*Exercise data*.
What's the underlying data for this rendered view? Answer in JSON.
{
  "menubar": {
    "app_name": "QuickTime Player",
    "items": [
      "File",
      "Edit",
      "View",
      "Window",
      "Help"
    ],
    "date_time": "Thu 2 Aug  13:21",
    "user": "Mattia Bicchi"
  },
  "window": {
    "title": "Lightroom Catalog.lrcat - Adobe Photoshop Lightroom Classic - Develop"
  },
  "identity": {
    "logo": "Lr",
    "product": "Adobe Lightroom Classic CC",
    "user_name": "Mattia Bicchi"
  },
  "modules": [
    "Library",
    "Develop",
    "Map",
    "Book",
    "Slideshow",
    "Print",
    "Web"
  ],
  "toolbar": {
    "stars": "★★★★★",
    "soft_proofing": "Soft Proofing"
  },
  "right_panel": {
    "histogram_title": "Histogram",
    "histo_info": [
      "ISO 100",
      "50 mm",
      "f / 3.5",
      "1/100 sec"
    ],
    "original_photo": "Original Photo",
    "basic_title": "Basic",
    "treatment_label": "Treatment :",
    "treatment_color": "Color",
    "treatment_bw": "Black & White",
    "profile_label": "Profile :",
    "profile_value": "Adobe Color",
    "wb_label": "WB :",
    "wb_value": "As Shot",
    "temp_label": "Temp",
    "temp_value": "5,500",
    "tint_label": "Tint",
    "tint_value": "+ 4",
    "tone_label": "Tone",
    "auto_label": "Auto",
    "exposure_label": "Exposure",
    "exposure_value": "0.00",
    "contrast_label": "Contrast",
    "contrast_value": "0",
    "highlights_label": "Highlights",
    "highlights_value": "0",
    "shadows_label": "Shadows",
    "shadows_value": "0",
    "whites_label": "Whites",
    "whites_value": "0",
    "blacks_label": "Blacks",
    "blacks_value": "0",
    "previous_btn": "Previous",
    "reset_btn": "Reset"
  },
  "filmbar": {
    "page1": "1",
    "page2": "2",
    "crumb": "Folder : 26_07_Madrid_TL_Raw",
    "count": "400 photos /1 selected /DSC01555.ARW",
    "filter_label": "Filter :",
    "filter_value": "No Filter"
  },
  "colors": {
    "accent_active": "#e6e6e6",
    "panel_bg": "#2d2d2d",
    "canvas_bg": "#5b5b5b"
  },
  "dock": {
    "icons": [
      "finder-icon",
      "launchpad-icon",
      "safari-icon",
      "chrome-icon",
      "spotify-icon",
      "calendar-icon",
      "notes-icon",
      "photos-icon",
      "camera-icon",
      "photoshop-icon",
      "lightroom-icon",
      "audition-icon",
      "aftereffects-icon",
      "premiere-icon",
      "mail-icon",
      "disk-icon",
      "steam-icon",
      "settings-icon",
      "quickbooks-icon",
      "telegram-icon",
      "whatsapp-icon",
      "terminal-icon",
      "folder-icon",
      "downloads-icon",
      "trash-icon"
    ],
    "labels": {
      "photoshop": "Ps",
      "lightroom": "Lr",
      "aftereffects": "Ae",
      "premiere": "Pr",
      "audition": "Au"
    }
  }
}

*Task to complete*.
Find the lines that include the string "Adobe", then copy each of them.

*Worked solution*.
    "title": "Lightroom Catalog.lrcat - Adobe Photoshop Lightroom Classic - Develop"
    "product": "Adobe Lightroom Classic CC",
    "profile_value": "Adobe Color",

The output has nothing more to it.